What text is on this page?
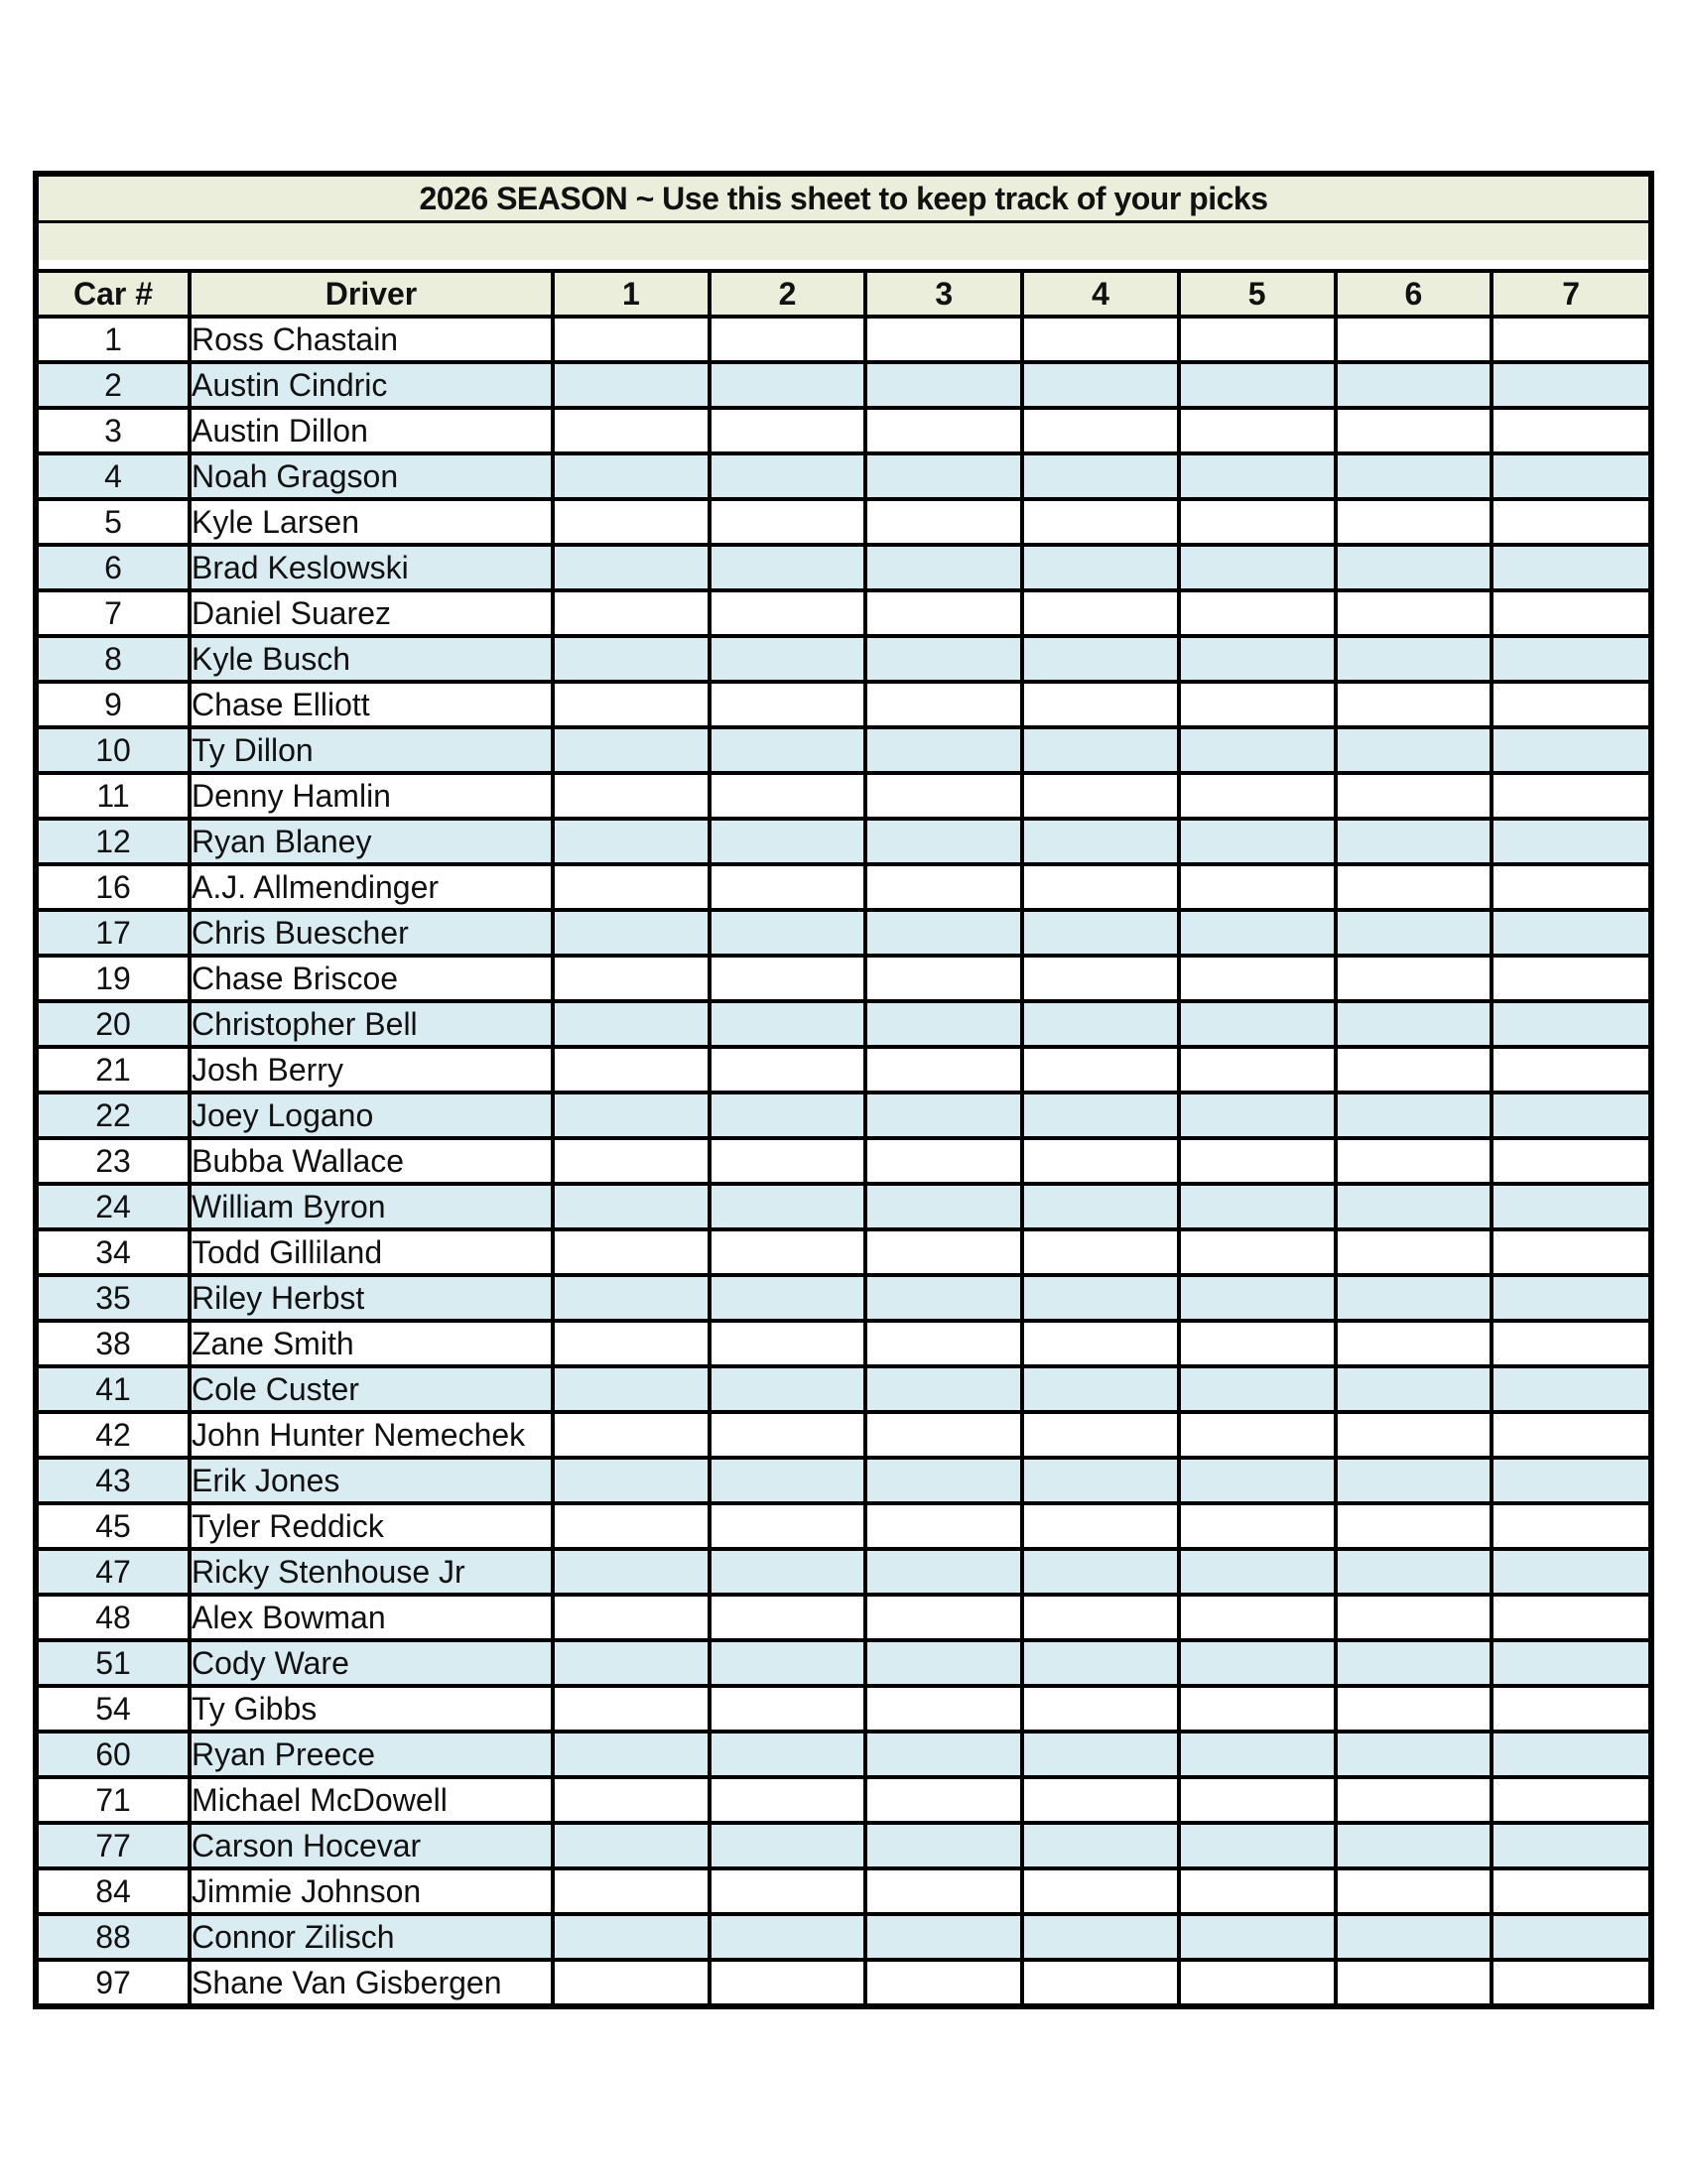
2026 SEASON ~ Use this sheet to keep track of your picks
Car #	Driver	1	2	3	4	5	6	7
1	Ross Chastain							
2	Austin Cindric							
3	Austin Dillon							
4	Noah Gragson							
5	Kyle Larsen							
6	Brad Keslowski							
7	Daniel Suarez							
8	Kyle Busch							
9	Chase Elliott							
10	Ty Dillon							
11	Denny Hamlin							
12	Ryan Blaney							
16	A.J. Allmendinger							
17	Chris Buescher							
19	Chase Briscoe							
20	Christopher Bell							
21	Josh Berry							
22	Joey Logano							
23	Bubba Wallace							
24	William Byron							
34	Todd Gilliland							
35	Riley Herbst							
38	Zane Smith							
41	Cole Custer							
42	John Hunter Nemechek							
43	Erik Jones							
45	Tyler Reddick							
47	Ricky Stenhouse Jr							
48	Alex Bowman							
51	Cody Ware							
54	Ty Gibbs							
60	Ryan Preece							
71	Michael McDowell							
77	Carson Hocevar							
84	Jimmie Johnson							
88	Connor Zilisch							
97	Shane Van Gisbergen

• • • •

# TASK PROMPT
The records above need to be restated word for word, with the pictures left out.

# WRITTEN ANSWER
What text is on this page?
2026 SEASON ~ Use this sheet to keep track of your picks
Car #	Driver	1	2	3	4	5	6	7
1	Ross Chastain							
2	Austin Cindric							
3	Austin Dillon							
4	Noah Gragson							
5	Kyle Larsen							
6	Brad Keslowski							
7	Daniel Suarez							
8	Kyle Busch							
9	Chase Elliott							
10	Ty Dillon							
11	Denny Hamlin							
12	Ryan Blaney							
16	A.J. Allmendinger							
17	Chris Buescher							
19	Chase Briscoe							
20	Christopher Bell							
21	Josh Berry							
22	Joey Logano							
23	Bubba Wallace							
24	William Byron							
34	Todd Gilliland							
35	Riley Herbst							
38	Zane Smith							
41	Cole Custer							
42	John Hunter Nemechek							
43	Erik Jones							
45	Tyler Reddick							
47	Ricky Stenhouse Jr							
48	Alex Bowman							
51	Cody Ware							
54	Ty Gibbs							
60	Ryan Preece							
71	Michael McDowell							
77	Carson Hocevar							
84	Jimmie Johnson							
88	Connor Zilisch							
97	Shane Van Gisbergen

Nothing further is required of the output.